-- AUFGABE --
Prüfe bei jeder der folgenden Aussagen, ob sie zum Text über das Spiel „Ich sehe was, was Du nicht siehst“ passt, und antworte mit Ja oder Nein sowie den entscheidenden Worten des Textes als wörtlichem Zitat. (a) In der Psychotherapie geht es um Rechthaben. (b) Das kindliche Erkenntnisspiel kann man gewinnen oder verlieren. (c) Ein Kind kann das Spiel schon vor der konkret operationalen Stufe spielen.

Die Rätselaufgabe wird in einer geteilten Situation gestellt, die jedem der Partner bestimmte Funktionen überträgt. Der Aufgabensteller behält seinen ausgewählten Gegenstand im Auge und entdeckt ihn in den versuchten Beschreibungen unter Umständen neu. Beide werden dazu aufgefordert, genau hinzusehen und zugleich, sich den Blickpunkt des anderen zu eigen zu machen. So kann es gelingen, durch die Mitteilung von Eigenschaften und deren Bestätigung oder Verwerfung, den Gegenstand zu erraten. Damit wird er aber im Grunde neu gebildet.5

Das „Erraten“ – eine sehr zum Unwillen dogmatischer Anhänger von Freud häufig benutzte Beschreibung der psychoanalytischen Forschungsarbeit – kann man als das „Auffinden“ von etwas Verborgenem verstehen, genauer betrachtet ist es aber, weil der Gegenstand mithilfe einzelner Eigenschaften und Zugehörigkeiten zuerst analysiert und daraufhin synthetisiert wird, ein Prozess der Rekonstruktion oder Konstruktion6.7

Der psychoanalytisch-psychotherapeutische Prozess ähnelt in der Bewegung von Erraten und Ergänzen, Bestätigen und Verwerfen dem Spiel, des „Ich sehe was, was Du nicht siehst oder gar nicht sehen kannst“. Auch hier gilt es, ehrlich miteinander umzugehen, damit das Spiel zum Erkenntnisgewinn beiträgt und die ungleiche Position der Mitspieler nicht missbraucht wird.8 Aber in der Psychotherapie geht es nicht um Besiegen (Rechthaben) oder Unterliegen, sondern um den Gewinn an psychischer Gesundheit, die oftmals mit Einsicht verbunden ist.

Das kindliche Erkenntnisspiel kann man gewinnen oder verlieren. Es ist mit Sieg oder Niederlage, mit Triumph oder Beschämung verbunden. Weil es, um es mit Freude zu spielen, genau Beobachten und Kombinieren lehrt und zugleich dazu zwingt, sich in die Beschreibung dessen, der die Aufgabe stellt, hineinzudenken, hat das Spiel nicht nur Unterhaltungs-, sondern zugleich einen hohen didaktischen Wert.

„Ich sehe was, was Du nicht siehst“ hat noch eine weiter gehende Bedeutung, die offenkundig wird, wenn man dieses Spiel mit den Entwicklungsstufen des Denkens nach Piaget verbindet. Dann sieht man, dass dieses Kinderspiel an Voraussetzungen gebunden ist, die eine Reifung logischer Operationen erfordert, in der nicht nur das Denken, sondern auch das methodische Wahrnehmen entwickelt wird. Das Kind kann das Spiel erst spielen, wenn es die konkret operationale Stufe erreicht hat.

Daten zur Analyse des Seitenlayouts
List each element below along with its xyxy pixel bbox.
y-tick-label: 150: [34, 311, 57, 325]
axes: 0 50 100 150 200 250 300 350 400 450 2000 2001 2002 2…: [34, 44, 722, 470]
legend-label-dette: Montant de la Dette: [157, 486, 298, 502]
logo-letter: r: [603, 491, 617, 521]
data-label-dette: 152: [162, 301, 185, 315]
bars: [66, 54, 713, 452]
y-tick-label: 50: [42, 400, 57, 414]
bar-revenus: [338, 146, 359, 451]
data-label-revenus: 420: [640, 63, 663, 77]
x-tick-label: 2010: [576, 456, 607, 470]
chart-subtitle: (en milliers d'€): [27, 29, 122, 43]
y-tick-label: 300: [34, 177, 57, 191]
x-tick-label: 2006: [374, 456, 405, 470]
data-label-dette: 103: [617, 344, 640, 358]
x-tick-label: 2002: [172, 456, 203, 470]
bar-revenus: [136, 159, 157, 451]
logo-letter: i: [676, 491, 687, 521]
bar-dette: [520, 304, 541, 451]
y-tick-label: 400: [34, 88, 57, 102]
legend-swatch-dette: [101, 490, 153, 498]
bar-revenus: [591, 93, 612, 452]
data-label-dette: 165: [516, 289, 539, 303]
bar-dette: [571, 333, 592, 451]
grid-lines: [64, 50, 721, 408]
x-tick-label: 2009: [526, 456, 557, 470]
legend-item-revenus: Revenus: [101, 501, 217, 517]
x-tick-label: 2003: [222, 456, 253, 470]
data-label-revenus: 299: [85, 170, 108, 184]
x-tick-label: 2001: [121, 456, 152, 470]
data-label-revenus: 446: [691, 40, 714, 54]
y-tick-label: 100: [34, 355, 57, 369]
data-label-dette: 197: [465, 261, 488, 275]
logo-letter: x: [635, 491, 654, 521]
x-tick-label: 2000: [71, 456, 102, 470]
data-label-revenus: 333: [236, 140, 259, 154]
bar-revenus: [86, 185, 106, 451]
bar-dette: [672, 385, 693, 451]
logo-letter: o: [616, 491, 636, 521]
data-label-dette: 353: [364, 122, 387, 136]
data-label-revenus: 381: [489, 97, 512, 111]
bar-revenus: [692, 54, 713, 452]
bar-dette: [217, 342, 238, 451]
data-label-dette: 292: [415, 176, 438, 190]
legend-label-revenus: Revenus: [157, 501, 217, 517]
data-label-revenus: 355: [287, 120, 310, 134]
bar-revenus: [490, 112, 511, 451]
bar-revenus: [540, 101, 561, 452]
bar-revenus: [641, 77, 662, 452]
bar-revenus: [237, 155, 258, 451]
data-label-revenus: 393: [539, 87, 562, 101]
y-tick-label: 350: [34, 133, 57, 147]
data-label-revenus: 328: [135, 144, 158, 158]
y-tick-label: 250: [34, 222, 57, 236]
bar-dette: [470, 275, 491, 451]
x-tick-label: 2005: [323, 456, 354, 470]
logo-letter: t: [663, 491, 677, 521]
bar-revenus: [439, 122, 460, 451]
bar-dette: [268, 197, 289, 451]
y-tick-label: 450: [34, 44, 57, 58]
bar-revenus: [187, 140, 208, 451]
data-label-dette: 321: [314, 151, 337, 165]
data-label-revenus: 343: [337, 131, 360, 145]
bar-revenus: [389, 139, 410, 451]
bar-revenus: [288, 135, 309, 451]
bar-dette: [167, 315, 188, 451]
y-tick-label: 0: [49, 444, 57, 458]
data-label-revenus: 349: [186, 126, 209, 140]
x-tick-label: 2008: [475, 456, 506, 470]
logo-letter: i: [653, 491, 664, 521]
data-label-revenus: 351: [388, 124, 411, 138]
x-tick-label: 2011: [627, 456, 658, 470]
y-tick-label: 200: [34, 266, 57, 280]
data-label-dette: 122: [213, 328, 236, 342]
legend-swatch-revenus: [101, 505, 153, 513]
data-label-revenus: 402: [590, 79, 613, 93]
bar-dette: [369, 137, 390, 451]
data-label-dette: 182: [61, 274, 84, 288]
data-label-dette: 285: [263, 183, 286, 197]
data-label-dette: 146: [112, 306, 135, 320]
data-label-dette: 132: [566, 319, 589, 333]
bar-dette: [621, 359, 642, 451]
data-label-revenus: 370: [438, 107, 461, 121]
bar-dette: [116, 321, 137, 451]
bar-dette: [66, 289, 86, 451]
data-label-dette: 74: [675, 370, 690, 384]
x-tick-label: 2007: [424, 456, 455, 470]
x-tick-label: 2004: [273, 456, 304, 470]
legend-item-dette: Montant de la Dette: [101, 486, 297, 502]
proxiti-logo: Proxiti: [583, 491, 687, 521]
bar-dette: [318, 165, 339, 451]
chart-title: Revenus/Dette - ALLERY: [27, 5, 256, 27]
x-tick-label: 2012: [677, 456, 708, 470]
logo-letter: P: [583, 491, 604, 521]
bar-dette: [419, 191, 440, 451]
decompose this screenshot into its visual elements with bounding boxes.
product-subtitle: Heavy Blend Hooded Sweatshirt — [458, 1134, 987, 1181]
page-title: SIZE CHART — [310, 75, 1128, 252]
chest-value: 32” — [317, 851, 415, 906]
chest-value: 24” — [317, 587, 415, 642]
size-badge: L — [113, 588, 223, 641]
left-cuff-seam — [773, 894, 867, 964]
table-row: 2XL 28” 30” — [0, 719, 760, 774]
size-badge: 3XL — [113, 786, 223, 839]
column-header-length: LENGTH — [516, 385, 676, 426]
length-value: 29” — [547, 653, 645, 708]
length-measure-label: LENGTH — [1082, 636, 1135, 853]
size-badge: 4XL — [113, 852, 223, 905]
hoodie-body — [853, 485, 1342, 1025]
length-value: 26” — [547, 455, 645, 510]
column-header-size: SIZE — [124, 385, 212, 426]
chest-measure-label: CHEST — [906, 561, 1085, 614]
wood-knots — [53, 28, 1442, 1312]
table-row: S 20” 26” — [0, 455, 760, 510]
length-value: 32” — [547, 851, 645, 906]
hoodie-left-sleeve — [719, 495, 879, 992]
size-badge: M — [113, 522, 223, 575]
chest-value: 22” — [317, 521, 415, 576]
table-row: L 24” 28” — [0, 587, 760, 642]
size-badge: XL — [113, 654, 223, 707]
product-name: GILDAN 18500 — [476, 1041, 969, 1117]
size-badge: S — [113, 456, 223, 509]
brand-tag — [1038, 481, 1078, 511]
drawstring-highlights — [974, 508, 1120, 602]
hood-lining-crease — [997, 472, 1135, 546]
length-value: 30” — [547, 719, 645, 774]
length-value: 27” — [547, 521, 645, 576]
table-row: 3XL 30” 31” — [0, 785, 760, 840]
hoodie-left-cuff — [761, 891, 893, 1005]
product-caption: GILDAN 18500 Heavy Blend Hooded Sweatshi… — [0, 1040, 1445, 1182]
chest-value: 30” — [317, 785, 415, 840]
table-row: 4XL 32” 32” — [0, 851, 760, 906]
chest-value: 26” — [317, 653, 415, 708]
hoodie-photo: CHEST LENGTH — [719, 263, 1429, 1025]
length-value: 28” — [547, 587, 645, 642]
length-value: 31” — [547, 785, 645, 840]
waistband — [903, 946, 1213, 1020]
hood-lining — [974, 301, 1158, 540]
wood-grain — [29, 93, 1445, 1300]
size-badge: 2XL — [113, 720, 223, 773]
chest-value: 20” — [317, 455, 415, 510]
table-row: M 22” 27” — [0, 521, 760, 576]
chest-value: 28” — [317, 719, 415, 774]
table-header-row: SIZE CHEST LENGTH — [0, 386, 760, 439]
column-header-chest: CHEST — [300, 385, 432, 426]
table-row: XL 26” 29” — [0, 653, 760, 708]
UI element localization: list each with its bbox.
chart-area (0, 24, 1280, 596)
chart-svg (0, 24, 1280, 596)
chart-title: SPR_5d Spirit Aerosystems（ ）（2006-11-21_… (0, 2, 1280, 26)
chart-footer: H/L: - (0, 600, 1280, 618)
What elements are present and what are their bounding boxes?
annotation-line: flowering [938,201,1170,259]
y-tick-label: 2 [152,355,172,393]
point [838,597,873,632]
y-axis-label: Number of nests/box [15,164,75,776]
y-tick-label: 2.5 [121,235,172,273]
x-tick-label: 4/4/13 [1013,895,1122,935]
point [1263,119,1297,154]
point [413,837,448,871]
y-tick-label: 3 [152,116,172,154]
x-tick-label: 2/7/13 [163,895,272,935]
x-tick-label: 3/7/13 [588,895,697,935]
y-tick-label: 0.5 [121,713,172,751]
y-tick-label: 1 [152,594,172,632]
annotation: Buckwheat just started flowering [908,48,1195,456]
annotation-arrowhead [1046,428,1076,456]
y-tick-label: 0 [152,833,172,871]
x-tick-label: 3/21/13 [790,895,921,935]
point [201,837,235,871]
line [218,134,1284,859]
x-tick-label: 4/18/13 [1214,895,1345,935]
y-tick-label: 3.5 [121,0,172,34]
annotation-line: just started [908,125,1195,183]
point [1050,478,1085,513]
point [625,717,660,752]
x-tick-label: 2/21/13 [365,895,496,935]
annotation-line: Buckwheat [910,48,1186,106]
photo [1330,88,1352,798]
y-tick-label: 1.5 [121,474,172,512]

-- ERGEBNIS --
(a) Nein: „Aber in der Psychotherapie geht es nicht um Besiegen (Rechthaben) oder Unterliegen“
(b) Ja: „Das kindliche Erkenntnisspiel kann man gewinnen oder verlieren.“
(c) Nein: „Das Kind kann das Spiel erst spielen, wenn es die konkret operationale Stufe erreicht hat.“